_EXERCISE GOAL_. Your task is to reproduce the material exactly.

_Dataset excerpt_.
-- -- --

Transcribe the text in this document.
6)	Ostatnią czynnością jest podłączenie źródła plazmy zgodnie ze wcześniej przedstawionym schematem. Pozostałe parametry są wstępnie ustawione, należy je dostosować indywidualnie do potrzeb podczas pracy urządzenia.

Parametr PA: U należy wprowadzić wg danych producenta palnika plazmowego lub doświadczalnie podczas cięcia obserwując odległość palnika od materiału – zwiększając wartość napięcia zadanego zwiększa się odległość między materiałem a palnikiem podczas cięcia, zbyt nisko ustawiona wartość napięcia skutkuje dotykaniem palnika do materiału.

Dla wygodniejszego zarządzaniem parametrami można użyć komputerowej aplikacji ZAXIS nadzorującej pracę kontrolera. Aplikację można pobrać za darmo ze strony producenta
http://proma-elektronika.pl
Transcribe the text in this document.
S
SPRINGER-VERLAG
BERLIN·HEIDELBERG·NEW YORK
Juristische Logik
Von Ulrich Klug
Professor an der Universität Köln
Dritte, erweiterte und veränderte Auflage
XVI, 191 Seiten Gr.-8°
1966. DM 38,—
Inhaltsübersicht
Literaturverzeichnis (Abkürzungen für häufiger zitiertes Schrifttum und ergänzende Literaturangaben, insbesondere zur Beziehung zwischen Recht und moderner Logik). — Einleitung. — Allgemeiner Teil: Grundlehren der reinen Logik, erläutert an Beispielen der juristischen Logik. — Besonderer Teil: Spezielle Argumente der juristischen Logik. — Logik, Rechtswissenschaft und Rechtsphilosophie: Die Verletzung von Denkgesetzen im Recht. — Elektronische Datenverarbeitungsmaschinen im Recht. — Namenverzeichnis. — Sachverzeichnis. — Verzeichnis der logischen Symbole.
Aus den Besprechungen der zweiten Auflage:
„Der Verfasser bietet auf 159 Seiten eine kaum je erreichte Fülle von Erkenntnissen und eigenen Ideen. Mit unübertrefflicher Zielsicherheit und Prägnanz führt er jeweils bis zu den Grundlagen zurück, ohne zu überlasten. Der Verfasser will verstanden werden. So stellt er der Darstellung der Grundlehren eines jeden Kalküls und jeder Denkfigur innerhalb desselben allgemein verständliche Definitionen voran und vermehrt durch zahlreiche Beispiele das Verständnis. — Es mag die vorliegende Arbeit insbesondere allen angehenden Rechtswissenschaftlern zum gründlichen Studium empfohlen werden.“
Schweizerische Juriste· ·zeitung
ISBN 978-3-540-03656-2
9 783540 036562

-- -- --

_SOLUTION TO THE EXERCISE_.
Transcribe the text in this document.
6)	Ostatnią czynnością jest podłączenie źródła plazmy zgodnie ze wcześniej przedstawionym schematem. Pozostałe parametry są wstępnie ustawione, należy je dostosować indywidualnie do potrzeb podczas pracy urządzenia.

Parametr PA: U należy wprowadzić wg danych producenta palnika plazmowego lub doświadczalnie podczas cięcia obserwując odległość palnika od materiału – zwiększając wartość napięcia zadanego zwiększa się odległość między materiałem a palnikiem podczas cięcia, zbyt nisko ustawiona wartość napięcia skutkuje dotykaniem palnika do materiału.

Dla wygodniejszego zarządzaniem parametrami można użyć komputerowej aplikacji ZAXIS nadzorującej pracę kontrolera. Aplikację można pobrać za darmo ze strony producenta
http://proma-elektronika.pl
Transcribe the text in this document.
S
SPRINGER-VERLAG
BERLIN·HEIDELBERG·NEW YORK
Juristische Logik
Von Ulrich Klug
Professor an der Universität Köln
Dritte, erweiterte und veränderte Auflage
XVI, 191 Seiten Gr.-8°
1966. DM 38,—
Inhaltsübersicht
Literaturverzeichnis (Abkürzungen für häufiger zitiertes Schrifttum und ergänzende Literaturangaben, insbesondere zur Beziehung zwischen Recht und moderner Logik). — Einleitung. — Allgemeiner Teil: Grundlehren der reinen Logik, erläutert an Beispielen der juristischen Logik. — Besonderer Teil: Spezielle Argumente der juristischen Logik. — Logik, Rechtswissenschaft und Rechtsphilosophie: Die Verletzung von Denkgesetzen im Recht. — Elektronische Datenverarbeitungsmaschinen im Recht. — Namenverzeichnis. — Sachverzeichnis. — Verzeichnis der logischen Symbole.
Aus den Besprechungen der zweiten Auflage:
„Der Verfasser bietet auf 159 Seiten eine kaum je erreichte Fülle von Erkenntnissen und eigenen Ideen. Mit unübertrefflicher Zielsicherheit und Prägnanz führt er jeweils bis zu den Grundlagen zurück, ohne zu überlasten. Der Verfasser will verstanden werden. So stellt er der Darstellung der Grundlehren eines jeden Kalküls und jeder Denkfigur innerhalb desselben allgemein verständliche Definitionen voran und vermehrt durch zahlreiche Beispiele das Verständnis. — Es mag die vorliegende Arbeit insbesondere allen angehenden Rechtswissenschaftlern zum gründlichen Studium empfohlen werden.“
Schweizerische Juriste· ·zeitung
ISBN 978-3-540-03656-2
9 783540 036562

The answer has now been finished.